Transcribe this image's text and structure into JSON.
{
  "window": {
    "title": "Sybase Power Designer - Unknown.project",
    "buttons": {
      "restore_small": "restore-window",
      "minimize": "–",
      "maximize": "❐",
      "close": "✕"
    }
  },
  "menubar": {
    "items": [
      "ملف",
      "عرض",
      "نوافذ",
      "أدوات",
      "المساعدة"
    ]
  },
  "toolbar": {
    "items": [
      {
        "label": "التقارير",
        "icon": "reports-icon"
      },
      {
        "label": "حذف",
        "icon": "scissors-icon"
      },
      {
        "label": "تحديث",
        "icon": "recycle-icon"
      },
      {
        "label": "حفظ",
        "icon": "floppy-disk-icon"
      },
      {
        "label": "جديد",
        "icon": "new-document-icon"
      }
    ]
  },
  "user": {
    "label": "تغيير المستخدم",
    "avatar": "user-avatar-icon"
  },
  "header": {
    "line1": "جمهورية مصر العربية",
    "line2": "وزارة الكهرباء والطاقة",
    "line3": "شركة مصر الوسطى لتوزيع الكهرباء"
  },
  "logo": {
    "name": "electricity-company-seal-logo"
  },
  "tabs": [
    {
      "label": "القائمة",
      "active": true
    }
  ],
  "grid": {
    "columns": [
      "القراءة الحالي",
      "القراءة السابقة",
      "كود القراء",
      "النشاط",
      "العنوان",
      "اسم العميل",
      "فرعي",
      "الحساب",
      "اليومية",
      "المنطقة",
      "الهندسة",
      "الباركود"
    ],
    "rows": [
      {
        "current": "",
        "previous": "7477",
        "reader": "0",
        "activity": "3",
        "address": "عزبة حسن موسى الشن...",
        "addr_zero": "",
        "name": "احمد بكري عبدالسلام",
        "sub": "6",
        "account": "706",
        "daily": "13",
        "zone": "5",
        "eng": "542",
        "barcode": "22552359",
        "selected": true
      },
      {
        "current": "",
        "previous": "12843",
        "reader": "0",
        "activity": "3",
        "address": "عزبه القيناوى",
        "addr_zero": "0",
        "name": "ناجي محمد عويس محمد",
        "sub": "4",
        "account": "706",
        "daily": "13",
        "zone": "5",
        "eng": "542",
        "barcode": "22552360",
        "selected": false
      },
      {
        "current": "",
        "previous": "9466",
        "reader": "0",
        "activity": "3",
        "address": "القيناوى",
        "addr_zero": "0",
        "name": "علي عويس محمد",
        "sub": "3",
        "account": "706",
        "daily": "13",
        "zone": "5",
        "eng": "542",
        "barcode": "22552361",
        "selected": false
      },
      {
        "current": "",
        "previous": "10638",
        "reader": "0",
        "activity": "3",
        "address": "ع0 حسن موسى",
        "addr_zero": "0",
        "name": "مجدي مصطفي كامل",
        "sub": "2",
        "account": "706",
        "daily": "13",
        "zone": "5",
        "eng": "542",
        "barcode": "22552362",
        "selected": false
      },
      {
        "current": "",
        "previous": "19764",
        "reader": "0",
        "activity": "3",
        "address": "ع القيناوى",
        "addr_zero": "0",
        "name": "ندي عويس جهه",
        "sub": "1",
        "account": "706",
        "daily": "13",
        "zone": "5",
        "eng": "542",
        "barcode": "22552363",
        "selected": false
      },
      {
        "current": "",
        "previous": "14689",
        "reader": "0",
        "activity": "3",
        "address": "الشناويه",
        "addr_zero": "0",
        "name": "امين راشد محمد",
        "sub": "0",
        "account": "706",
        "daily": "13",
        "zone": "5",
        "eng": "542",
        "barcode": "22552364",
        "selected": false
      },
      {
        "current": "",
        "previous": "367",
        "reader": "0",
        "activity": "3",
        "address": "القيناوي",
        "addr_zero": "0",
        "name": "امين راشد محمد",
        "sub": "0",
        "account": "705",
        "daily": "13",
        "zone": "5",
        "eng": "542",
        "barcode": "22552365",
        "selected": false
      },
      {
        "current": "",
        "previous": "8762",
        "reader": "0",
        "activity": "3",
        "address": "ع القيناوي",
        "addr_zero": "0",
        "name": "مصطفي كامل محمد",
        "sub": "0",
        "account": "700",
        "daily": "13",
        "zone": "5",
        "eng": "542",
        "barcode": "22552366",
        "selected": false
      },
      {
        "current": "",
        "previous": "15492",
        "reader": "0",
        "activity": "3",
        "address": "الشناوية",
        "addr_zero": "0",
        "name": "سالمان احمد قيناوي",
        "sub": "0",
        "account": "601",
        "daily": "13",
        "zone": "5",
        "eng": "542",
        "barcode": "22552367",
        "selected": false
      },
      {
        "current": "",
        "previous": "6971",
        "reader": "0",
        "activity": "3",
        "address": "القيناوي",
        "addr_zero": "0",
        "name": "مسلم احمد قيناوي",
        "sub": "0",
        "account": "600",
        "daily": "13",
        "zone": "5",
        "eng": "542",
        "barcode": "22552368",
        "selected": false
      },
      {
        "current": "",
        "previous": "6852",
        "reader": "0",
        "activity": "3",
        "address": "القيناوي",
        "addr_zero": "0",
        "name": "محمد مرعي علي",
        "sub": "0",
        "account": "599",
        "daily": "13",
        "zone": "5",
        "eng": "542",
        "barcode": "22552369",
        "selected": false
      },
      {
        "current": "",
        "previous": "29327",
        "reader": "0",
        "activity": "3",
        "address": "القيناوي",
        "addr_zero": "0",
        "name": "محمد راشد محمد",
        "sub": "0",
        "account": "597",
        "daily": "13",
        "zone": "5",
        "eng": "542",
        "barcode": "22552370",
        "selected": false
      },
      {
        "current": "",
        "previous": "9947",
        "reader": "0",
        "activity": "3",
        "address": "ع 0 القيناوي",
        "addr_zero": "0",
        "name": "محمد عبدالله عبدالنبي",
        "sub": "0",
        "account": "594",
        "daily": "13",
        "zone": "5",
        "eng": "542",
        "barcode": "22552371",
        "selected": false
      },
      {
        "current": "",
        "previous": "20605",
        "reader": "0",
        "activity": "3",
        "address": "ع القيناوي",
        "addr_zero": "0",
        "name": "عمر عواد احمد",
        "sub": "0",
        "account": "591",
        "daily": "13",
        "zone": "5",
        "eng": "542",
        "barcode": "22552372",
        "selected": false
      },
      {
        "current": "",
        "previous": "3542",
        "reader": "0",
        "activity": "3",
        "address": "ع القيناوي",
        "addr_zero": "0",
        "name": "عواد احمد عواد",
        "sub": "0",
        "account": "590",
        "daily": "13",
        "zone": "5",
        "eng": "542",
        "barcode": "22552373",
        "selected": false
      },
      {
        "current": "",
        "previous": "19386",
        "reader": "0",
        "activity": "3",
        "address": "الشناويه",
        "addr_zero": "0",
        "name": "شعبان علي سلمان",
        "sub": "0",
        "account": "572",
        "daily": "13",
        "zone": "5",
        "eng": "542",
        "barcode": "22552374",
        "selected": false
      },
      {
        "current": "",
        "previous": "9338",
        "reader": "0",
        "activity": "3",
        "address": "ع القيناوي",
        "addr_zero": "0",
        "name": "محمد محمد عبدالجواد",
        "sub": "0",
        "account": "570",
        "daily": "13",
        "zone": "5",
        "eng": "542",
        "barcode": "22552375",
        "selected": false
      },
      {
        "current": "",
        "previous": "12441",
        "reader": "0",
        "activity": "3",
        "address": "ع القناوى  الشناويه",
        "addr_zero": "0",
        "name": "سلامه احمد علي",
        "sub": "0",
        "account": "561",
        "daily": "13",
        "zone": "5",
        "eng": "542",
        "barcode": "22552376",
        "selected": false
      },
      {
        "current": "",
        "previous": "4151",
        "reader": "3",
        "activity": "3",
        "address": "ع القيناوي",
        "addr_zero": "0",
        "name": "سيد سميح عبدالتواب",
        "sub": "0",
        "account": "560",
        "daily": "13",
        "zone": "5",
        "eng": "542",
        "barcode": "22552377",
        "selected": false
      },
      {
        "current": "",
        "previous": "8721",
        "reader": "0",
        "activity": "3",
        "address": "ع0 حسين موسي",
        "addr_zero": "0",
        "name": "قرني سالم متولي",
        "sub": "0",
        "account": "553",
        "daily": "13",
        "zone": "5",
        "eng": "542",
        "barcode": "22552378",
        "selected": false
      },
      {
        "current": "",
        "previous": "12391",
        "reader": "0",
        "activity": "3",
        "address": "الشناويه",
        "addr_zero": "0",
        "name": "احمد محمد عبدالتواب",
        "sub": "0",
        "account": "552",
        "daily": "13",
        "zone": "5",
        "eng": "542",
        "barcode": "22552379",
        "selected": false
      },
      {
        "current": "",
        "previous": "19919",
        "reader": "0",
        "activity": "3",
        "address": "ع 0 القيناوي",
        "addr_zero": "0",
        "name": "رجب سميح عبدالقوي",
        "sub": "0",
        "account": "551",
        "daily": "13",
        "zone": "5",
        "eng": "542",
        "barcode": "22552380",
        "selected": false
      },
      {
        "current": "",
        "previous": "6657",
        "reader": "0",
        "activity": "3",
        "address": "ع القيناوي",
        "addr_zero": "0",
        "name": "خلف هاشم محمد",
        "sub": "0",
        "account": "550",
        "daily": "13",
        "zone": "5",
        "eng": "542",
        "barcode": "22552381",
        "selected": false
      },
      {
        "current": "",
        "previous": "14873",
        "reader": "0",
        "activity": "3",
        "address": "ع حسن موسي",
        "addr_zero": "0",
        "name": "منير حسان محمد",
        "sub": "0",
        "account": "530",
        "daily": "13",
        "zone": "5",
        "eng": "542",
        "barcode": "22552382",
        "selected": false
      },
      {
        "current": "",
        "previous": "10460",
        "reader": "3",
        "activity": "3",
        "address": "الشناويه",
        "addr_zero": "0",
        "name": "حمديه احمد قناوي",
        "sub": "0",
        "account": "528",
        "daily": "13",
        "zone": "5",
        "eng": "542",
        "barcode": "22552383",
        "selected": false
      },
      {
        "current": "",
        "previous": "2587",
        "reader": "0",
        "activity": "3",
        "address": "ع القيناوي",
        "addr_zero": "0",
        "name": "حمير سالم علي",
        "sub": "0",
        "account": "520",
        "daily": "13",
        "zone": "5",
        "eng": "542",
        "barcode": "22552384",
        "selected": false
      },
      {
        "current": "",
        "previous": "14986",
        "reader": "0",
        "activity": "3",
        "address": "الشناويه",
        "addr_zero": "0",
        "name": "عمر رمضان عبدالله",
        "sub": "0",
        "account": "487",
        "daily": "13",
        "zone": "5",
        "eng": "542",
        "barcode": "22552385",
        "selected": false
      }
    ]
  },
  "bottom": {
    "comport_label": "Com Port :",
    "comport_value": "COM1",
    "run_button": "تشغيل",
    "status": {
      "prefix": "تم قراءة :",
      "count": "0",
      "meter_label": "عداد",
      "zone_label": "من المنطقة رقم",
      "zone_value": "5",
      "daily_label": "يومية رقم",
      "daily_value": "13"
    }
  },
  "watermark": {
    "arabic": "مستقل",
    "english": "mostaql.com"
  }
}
****************
Your instructions: Where a line holds the string "سميح", copy that line.

In response:
        "name": "سيد سميح عبدالتواب",
        "name": "رجب سميح عبدالقوي",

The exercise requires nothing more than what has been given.